It was officially opened on Friday 28 June 1968 by the Minister of Power, Ray Gunter.

It was named after the former Lindsey pre-1974 local government area of Lincolnshire.

The refinery entered service in May 1968 as a joint project between Total and Fina.

===Operation===
In September 1971 it processed the first North Sea oil from the Norwegian Ekofisk field, from a 30,000 ton tanker.

In 1999, Total took full control of the plant, when it bought Fina.

It used to produce around 35 types of product and process circa 113,000 barrels of oil per day.

Crude oil used to be imported via two pipelines, connecting the 1,000-metre jetty five miles away at the Port of Immingham, to the refinery.

In March 2021, the refinery was bought by Prax Group from Total.

As of 28 April 2026, Phillips 66 Limited owns the assets of Prax Lindsey Oil Refinery Limited, including the site in Lincolnshire, plus Prax Storage Lindsey Limited, Prax Terminals Killingholme Limited, Prax Terminals Jarrow Limited and Prax Downstream UK Limited.

===Production units===
More units were added, to take refining capacity to 7 million tons in the early 1970s, at a cost of £10 million. The French and Belgian companies had a half of the total capacity each.

From 1973 a 64-mile pipeline was built, to the north west by Total. The £500,000 oil terminal, in Leeds, had opened in April 1968, with oil transported by British Rail.

Further units added, from 1976, to open in 1979, costing £58 million. 1,500 construction workers worked on the development.

By 1977 it was the sixth-largest refinery in the UK, processing around 10 million tonnes. A catalytic cracker was built from 1977, which would process 1 million tonnes per year, being one third more efficient at fuel processing than previous technology.

In the 1980s, a fluid catalytic cracker, an alkylation unit, a visbreaker, and an MTBE (Methyl tert-butyl ether) unit (for high octane petrol) were added. In May 1982 a £50 million development was begun.

From 1988, the Belgian company built a pipeline to an oil terminal Hertfordshire.

By 1998 the site was processing 200,000 barrels per day, and was the UK's third-largest refinery.

In 2007, a distillate hydrotreater (HDS) was built. A hydrogen production unit (a methane steam reformer for the hydrotreater process) is being built, for completion in 2009. The new plant will provide ultra-low sulfur diesel and mean different types of crude oil can be processed, that can be made in a conventional catalytic cracker or hydrocracker. It was built from June 2008 – June 2009 by Jacobs Engineering.

===2009 workers dispute===

On 28 January 2009, approximately 800 of Lindsey Oil Refinery's local contractors went on strike following the appointment by the Italian construction contractor IREM of several hundred European (mainly Italian and Portuguese) contractors on the site at a time of high unemployment in the local and global economy.

Subsequently, sympathy walkouts at other UK petroleum, power and chemical sites took place. 700 workers were sacked at the plant in June 2009, resulting in further worker walkouts at other UK sites. Negotiations led to the reinstatement of 647 workers at the end of June 2009.

===2025 financial difficulties===
On 30 June 2025, Prax Group's parent company, State Oil, entered insolvency. This was reported to be largely due to operating losses at the Lindsey refinery. The move put over 400 jobs at the refinery at risk. The government agreed to a financial indemnity for the official receiver to allow the refinery to continue operating while the search for a buyer was carried out.

**THE TASK**:
Answer the following questions using the Lindsey refinery text above.
(a) Who officially opened the refinery, and on what date?
(b) In what year did Total take full control of the plant, and what purchase brought that about?
(c) How many workers were reinstated at the end of June 2009?

**EXTRACTED DATA**:

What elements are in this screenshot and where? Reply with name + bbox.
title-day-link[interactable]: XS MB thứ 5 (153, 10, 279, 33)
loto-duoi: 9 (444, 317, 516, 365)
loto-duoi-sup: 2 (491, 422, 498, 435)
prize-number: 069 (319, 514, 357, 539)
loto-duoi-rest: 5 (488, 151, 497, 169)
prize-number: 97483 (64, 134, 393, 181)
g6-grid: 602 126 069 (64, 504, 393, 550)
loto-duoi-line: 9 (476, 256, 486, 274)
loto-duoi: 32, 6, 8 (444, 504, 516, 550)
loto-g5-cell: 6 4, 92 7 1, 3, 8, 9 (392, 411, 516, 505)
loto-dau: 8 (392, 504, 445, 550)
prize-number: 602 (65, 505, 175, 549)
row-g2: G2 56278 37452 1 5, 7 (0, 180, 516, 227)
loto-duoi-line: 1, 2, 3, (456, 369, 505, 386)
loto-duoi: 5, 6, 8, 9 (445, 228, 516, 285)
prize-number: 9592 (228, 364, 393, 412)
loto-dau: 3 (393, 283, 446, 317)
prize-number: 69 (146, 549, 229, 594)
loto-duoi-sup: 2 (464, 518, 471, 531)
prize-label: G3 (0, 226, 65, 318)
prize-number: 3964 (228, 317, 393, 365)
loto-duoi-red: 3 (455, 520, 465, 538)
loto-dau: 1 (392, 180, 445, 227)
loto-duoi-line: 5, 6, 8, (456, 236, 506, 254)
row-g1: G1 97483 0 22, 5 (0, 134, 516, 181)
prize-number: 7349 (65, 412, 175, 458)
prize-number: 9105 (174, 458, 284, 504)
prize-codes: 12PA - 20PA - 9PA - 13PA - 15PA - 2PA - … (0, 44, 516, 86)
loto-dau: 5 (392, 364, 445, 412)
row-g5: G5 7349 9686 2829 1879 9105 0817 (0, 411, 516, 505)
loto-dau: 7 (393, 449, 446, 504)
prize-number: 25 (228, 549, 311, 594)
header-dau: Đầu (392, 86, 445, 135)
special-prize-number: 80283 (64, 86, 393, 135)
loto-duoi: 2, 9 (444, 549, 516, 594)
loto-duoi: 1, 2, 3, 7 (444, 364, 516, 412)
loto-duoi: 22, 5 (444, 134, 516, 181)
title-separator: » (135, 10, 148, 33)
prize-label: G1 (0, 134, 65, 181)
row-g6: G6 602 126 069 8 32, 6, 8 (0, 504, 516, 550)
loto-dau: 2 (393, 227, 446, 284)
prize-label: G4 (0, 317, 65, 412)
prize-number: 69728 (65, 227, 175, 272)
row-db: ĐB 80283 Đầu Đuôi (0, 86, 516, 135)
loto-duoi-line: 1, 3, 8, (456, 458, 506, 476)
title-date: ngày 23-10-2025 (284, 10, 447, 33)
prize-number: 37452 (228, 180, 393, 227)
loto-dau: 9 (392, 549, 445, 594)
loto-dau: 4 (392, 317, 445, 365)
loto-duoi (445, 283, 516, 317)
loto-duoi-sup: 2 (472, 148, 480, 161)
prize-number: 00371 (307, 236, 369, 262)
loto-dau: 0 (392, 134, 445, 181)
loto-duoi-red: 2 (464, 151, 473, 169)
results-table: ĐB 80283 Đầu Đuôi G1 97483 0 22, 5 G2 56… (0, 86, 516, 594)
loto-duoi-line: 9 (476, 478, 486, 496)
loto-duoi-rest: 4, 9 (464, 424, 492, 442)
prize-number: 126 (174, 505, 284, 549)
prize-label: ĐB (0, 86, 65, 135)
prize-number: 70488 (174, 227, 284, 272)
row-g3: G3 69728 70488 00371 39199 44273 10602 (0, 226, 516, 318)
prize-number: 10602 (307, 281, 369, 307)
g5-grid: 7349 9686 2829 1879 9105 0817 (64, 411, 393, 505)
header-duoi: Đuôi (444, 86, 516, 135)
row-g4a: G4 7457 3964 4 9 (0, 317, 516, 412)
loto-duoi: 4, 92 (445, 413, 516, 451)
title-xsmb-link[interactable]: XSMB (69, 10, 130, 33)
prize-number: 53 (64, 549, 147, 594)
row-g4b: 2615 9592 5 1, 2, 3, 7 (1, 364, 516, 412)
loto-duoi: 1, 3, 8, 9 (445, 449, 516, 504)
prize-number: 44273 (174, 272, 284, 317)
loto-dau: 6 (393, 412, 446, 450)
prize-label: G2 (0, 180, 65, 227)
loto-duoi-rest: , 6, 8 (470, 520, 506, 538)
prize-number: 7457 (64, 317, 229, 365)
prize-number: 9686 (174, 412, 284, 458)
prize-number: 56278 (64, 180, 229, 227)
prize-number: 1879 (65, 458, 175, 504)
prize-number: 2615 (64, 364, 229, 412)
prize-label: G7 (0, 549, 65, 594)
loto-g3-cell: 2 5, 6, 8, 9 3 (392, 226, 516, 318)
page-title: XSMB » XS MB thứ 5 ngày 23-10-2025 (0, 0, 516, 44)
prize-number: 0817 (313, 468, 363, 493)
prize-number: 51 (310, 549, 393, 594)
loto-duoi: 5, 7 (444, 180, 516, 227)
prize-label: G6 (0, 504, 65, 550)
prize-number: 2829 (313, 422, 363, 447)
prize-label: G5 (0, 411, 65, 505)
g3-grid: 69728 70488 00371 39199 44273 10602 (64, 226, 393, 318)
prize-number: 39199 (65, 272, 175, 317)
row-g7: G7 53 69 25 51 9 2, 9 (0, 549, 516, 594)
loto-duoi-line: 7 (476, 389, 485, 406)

**COMPLETED EXERCISE**:
(a) Ray Gunter, the Minister of Power, on Friday 28 June 1968.
(b) In 1999, when Total bought Fina.
(c) 647 workers.